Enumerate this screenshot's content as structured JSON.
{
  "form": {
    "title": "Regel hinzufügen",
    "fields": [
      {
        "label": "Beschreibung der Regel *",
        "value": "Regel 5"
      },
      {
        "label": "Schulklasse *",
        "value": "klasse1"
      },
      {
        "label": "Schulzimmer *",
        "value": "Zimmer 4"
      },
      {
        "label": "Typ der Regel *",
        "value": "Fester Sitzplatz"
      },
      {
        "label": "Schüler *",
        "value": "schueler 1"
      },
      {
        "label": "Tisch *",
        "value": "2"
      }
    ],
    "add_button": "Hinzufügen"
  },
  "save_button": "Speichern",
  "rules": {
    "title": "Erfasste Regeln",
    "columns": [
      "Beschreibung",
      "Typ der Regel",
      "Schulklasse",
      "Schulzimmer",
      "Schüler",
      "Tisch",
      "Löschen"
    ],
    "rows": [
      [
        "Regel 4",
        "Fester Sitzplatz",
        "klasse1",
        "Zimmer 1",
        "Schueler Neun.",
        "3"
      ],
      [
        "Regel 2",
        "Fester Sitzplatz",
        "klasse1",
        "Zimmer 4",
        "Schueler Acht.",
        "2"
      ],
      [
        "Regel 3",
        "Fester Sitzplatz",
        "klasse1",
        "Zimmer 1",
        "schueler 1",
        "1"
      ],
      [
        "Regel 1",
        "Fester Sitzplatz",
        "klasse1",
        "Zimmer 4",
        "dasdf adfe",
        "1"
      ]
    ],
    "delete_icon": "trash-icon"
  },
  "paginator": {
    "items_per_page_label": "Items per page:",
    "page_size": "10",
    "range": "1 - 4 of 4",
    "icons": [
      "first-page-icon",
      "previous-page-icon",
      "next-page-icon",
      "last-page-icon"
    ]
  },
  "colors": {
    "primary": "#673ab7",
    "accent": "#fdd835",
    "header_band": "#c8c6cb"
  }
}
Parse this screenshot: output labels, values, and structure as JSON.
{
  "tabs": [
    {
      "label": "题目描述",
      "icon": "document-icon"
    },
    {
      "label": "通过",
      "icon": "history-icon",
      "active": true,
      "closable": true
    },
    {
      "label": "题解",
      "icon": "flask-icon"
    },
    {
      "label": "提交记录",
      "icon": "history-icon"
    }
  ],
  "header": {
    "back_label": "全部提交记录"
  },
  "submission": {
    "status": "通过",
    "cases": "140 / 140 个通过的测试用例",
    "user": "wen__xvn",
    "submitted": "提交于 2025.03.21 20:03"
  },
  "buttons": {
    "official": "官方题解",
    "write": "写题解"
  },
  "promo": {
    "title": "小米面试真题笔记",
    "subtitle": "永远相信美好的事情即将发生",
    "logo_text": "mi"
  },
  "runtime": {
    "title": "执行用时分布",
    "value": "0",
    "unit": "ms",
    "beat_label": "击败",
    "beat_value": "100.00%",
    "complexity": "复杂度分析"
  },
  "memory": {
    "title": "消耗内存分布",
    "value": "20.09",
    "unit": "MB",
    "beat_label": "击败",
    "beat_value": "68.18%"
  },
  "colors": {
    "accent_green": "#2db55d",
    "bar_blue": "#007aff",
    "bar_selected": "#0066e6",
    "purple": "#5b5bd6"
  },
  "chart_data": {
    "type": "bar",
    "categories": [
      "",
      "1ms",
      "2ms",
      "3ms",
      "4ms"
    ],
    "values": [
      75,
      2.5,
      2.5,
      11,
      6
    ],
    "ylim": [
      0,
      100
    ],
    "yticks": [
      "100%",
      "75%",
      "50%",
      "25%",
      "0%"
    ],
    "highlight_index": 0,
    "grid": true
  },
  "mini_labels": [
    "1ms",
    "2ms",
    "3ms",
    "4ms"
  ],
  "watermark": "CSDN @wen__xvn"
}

════════════════

### Goal:
Give back the whole listing, word for word.

### Answer below:
Enumerate this screenshot's content as structured JSON.
{
  "form": {
    "title": "Regel hinzufügen",
    "fields": [
      {
        "label": "Beschreibung der Regel *",
        "value": "Regel 5"
      },
      {
        "label": "Schulklasse *",
        "value": "klasse1"
      },
      {
        "label": "Schulzimmer *",
        "value": "Zimmer 4"
      },
      {
        "label": "Typ der Regel *",
        "value": "Fester Sitzplatz"
      },
      {
        "label": "Schüler *",
        "value": "schueler 1"
      },
      {
        "label": "Tisch *",
        "value": "2"
      }
    ],
    "add_button": "Hinzufügen"
  },
  "save_button": "Speichern",
  "rules": {
    "title": "Erfasste Regeln",
    "columns": [
      "Beschreibung",
      "Typ der Regel",
      "Schulklasse",
      "Schulzimmer",
      "Schüler",
      "Tisch",
      "Löschen"
    ],
    "rows": [
      [
        "Regel 4",
        "Fester Sitzplatz",
        "klasse1",
        "Zimmer 1",
        "Schueler Neun.",
        "3"
      ],
      [
        "Regel 2",
        "Fester Sitzplatz",
        "klasse1",
        "Zimmer 4",
        "Schueler Acht.",
        "2"
      ],
      [
        "Regel 3",
        "Fester Sitzplatz",
        "klasse1",
        "Zimmer 1",
        "schueler 1",
        "1"
      ],
      [
        "Regel 1",
        "Fester Sitzplatz",
        "klasse1",
        "Zimmer 4",
        "dasdf adfe",
        "1"
      ]
    ],
    "delete_icon": "trash-icon"
  },
  "paginator": {
    "items_per_page_label": "Items per page:",
    "page_size": "10",
    "range": "1 - 4 of 4",
    "icons": [
      "first-page-icon",
      "previous-page-icon",
      "next-page-icon",
      "last-page-icon"
    ]
  },
  "colors": {
    "primary": "#673ab7",
    "accent": "#fdd835",
    "header_band": "#c8c6cb"
  }
}
Parse this screenshot: output labels, values, and structure as JSON.
{
  "tabs": [
    {
      "label": "题目描述",
      "icon": "document-icon"
    },
    {
      "label": "通过",
      "icon": "history-icon",
      "active": true,
      "closable": true
    },
    {
      "label": "题解",
      "icon": "flask-icon"
    },
    {
      "label": "提交记录",
      "icon": "history-icon"
    }
  ],
  "header": {
    "back_label": "全部提交记录"
  },
  "submission": {
    "status": "通过",
    "cases": "140 / 140 个通过的测试用例",
    "user": "wen__xvn",
    "submitted": "提交于 2025.03.21 20:03"
  },
  "buttons": {
    "official": "官方题解",
    "write": "写题解"
  },
  "promo": {
    "title": "小米面试真题笔记",
    "subtitle": "永远相信美好的事情即将发生",
    "logo_text": "mi"
  },
  "runtime": {
    "title": "执行用时分布",
    "value": "0",
    "unit": "ms",
    "beat_label": "击败",
    "beat_value": "100.00%",
    "complexity": "复杂度分析"
  },
  "memory": {
    "title": "消耗内存分布",
    "value": "20.09",
    "unit": "MB",
    "beat_label": "击败",
    "beat_value": "68.18%"
  },
  "colors": {
    "accent_green": "#2db55d",
    "bar_blue": "#007aff",
    "bar_selected": "#0066e6",
    "purple": "#5b5bd6"
  },
  "chart_data": {
    "type": "bar",
    "categories": [
      "",
      "1ms",
      "2ms",
      "3ms",
      "4ms"
    ],
    "values": [
      75,
      2.5,
      2.5,
      11,
      6
    ],
    "ylim": [
      0,
      100
    ],
    "yticks": [
      "100%",
      "75%",
      "50%",
      "25%",
      "0%"
    ],
    "highlight_index": 0,
    "grid": true
  },
  "mini_labels": [
    "1ms",
    "2ms",
    "3ms",
    "4ms"
  ],
  "watermark": "CSDN @wen__xvn"
}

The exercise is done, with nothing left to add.